- **Records that describe figures**:

____________

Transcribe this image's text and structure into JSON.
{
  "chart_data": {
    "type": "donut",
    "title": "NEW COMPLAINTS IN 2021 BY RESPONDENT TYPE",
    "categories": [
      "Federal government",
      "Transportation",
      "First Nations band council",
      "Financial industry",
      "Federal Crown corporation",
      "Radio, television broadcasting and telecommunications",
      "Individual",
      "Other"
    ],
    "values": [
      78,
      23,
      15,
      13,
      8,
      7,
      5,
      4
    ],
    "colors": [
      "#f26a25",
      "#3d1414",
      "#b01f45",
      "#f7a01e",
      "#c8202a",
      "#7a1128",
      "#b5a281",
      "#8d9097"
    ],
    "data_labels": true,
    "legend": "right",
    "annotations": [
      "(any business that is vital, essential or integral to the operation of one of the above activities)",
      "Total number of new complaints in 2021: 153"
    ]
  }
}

____________

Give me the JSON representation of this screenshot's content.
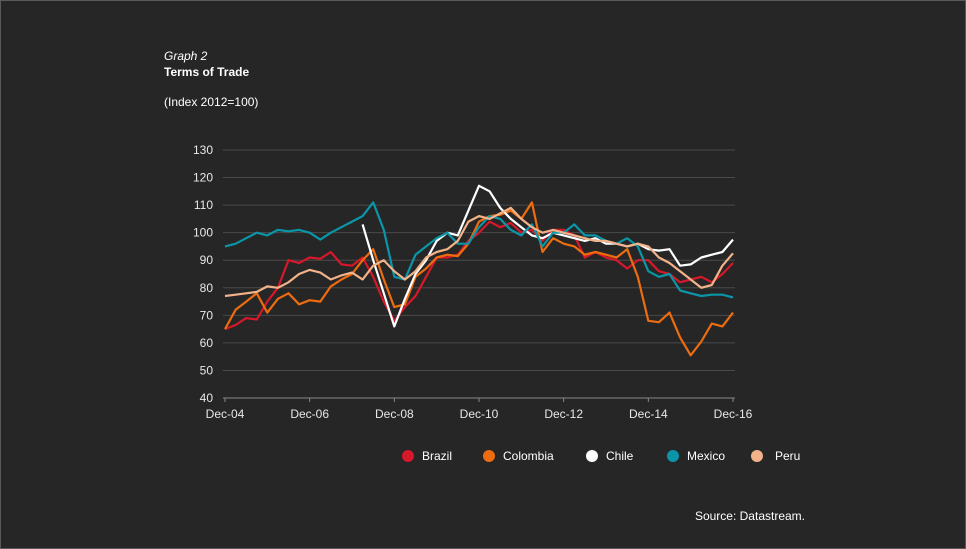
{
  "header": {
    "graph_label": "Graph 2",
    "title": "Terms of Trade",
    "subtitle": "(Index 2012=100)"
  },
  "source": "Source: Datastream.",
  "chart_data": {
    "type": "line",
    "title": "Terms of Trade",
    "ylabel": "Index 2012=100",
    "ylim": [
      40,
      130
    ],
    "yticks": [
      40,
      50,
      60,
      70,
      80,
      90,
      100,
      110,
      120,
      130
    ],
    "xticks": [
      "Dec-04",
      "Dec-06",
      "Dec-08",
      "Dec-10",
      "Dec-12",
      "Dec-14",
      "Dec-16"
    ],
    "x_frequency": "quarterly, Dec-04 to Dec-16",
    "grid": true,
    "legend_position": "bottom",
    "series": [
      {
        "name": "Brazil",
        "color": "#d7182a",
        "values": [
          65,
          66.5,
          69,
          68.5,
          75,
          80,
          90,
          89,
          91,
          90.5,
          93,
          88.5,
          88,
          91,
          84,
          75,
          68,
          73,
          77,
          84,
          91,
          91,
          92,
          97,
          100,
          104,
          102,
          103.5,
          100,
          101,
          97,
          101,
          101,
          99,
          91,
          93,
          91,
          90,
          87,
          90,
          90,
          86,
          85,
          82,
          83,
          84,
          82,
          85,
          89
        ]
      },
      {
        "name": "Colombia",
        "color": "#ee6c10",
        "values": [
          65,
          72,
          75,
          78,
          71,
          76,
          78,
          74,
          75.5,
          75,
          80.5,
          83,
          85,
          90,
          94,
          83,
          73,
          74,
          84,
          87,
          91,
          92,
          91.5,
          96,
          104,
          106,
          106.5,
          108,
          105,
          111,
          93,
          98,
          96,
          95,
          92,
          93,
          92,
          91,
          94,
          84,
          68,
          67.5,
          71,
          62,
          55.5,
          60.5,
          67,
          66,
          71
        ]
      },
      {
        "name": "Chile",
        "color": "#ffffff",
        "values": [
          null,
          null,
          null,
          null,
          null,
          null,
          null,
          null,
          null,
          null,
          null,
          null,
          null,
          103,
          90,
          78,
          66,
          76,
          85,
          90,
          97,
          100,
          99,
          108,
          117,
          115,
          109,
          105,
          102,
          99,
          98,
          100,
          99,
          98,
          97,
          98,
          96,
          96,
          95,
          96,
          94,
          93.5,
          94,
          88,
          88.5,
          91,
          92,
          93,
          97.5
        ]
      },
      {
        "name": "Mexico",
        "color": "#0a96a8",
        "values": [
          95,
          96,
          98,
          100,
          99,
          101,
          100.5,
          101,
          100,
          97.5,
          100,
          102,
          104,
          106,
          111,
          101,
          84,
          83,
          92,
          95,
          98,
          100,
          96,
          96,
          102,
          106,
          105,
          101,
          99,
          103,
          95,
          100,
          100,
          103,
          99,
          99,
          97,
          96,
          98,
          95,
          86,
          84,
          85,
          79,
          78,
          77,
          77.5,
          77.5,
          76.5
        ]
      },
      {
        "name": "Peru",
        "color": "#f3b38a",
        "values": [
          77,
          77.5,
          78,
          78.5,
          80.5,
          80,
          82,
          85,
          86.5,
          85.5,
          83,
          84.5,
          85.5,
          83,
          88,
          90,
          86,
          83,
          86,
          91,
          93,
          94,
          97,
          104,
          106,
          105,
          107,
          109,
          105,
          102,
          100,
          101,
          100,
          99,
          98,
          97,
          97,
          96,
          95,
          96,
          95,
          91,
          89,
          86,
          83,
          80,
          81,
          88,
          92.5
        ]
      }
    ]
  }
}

____________

- **Required task**: Show the lines of the data that hold the word "name".

- **Solution**:
        "name": "Brazil",
        "name": "Colombia",
        "name": "Chile",
        "name": "Mexico",
        "name": "Peru",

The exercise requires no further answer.